**INSTRUCTION**. Go through the entries below and pick out every line with "GIVCN".

[Dataset rows]
[START]

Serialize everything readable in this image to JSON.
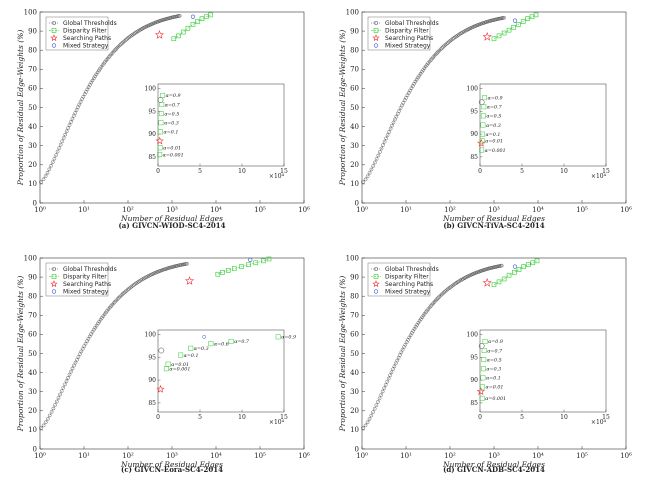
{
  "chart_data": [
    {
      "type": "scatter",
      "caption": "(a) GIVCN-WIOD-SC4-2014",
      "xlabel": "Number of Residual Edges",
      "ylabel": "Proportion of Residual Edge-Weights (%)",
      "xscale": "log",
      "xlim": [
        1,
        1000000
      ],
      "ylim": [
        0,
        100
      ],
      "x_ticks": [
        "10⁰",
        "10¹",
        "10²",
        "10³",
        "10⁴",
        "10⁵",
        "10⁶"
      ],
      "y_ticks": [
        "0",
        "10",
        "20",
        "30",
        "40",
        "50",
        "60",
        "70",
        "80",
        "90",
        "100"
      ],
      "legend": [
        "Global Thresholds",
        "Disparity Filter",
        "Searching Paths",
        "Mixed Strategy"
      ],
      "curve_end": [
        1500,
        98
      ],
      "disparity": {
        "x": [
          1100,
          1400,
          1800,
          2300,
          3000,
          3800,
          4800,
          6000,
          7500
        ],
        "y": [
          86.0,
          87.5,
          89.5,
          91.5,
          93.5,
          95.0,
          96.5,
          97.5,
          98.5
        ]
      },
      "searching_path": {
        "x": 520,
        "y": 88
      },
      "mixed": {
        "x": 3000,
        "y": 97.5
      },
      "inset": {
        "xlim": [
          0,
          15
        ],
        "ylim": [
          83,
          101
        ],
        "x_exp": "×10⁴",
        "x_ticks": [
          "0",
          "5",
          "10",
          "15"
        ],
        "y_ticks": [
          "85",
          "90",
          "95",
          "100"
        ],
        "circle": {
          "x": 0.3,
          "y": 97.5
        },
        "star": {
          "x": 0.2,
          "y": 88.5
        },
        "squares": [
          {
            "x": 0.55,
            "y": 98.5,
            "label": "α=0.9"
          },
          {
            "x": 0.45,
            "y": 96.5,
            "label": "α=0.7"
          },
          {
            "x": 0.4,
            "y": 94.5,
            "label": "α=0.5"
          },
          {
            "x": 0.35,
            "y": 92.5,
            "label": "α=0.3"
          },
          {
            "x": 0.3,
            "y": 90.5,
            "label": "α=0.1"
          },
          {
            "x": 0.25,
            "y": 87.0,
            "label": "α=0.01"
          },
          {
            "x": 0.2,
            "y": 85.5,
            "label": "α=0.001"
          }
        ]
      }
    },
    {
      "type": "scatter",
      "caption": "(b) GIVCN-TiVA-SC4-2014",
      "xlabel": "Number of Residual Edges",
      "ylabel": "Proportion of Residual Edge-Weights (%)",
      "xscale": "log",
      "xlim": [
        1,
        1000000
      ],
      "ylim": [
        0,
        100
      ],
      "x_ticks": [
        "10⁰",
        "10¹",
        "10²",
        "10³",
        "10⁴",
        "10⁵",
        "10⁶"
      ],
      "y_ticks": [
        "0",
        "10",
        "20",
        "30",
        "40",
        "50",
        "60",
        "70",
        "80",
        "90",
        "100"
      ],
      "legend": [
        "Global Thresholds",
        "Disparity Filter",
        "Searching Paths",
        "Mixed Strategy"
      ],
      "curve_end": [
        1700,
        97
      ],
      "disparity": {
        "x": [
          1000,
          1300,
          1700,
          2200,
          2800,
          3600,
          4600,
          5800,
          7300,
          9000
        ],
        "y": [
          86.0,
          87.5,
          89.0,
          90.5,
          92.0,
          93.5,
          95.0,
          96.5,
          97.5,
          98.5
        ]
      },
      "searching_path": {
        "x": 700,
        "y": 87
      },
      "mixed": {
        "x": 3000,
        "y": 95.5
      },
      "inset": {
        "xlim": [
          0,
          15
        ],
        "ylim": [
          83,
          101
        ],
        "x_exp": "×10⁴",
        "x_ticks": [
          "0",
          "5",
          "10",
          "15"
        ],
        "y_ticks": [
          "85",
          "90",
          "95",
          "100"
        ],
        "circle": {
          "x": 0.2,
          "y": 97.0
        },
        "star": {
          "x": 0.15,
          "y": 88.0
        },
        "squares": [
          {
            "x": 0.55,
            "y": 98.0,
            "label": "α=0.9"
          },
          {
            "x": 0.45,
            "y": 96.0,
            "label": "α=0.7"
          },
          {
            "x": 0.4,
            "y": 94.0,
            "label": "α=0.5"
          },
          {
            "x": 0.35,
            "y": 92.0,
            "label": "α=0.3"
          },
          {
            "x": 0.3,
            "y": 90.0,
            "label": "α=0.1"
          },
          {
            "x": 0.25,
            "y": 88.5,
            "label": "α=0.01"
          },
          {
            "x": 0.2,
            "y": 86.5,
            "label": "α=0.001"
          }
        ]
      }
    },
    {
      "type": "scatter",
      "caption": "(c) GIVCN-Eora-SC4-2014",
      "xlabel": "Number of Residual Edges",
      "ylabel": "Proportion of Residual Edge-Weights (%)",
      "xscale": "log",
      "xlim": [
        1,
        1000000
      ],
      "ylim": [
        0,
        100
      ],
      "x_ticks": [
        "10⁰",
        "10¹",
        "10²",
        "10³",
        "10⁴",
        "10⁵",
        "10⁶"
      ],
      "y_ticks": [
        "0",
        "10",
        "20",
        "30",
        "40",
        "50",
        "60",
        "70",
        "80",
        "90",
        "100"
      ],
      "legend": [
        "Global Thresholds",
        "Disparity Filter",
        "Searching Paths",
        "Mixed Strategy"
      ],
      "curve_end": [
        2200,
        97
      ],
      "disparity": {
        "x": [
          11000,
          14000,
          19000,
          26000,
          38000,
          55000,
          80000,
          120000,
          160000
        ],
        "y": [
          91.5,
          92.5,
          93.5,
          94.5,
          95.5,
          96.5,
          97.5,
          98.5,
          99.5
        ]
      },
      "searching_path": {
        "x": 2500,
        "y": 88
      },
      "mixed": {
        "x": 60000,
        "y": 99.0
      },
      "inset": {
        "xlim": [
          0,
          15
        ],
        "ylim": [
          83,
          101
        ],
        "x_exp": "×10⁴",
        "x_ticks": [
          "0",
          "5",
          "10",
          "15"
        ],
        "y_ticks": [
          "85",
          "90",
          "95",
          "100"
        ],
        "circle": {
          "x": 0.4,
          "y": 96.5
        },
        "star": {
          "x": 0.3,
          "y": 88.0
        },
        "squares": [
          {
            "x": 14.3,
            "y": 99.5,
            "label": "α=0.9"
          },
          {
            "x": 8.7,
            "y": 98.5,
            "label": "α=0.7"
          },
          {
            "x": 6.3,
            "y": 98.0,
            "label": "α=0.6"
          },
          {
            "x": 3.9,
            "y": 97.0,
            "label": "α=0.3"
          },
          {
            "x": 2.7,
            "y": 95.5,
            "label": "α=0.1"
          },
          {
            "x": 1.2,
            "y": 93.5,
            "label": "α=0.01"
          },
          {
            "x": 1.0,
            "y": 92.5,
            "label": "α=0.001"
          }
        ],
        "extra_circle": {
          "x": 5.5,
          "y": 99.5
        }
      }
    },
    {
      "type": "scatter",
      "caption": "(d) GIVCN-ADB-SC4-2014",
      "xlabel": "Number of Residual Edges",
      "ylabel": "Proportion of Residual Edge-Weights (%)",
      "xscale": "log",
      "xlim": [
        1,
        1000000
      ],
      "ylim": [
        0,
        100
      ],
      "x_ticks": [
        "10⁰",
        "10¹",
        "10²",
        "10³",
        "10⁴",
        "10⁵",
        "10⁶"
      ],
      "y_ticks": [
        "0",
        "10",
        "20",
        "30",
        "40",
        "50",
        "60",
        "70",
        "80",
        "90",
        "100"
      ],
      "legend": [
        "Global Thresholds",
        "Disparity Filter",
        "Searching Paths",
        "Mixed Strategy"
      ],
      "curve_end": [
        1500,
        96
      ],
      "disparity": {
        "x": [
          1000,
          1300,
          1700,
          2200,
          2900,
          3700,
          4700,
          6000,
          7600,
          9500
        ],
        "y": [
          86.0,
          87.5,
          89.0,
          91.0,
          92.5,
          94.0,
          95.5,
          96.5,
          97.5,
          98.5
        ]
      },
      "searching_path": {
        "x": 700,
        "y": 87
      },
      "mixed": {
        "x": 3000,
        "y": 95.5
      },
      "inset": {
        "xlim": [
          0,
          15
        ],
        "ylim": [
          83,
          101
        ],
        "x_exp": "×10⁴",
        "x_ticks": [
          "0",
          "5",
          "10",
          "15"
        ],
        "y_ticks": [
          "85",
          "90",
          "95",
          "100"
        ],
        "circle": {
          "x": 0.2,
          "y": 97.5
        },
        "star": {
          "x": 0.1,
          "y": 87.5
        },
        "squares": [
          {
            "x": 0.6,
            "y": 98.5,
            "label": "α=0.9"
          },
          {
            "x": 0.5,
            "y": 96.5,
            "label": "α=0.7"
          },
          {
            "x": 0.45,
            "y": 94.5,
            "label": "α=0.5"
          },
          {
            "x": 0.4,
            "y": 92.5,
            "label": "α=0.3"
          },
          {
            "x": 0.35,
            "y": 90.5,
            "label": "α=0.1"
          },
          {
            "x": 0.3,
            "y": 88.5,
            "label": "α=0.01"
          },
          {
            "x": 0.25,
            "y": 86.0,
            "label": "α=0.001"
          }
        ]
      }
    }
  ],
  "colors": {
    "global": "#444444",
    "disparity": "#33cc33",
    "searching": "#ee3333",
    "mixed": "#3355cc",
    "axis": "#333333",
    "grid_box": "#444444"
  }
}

[END]

**SOLUTION FOR THIS TASK**.
      "caption": "(a) GIVCN-WIOD-SC4-2014",
      "caption": "(b) GIVCN-TiVA-SC4-2014",
      "caption": "(c) GIVCN-Eora-SC4-2014",
      "caption": "(d) GIVCN-ADB-SC4-2014",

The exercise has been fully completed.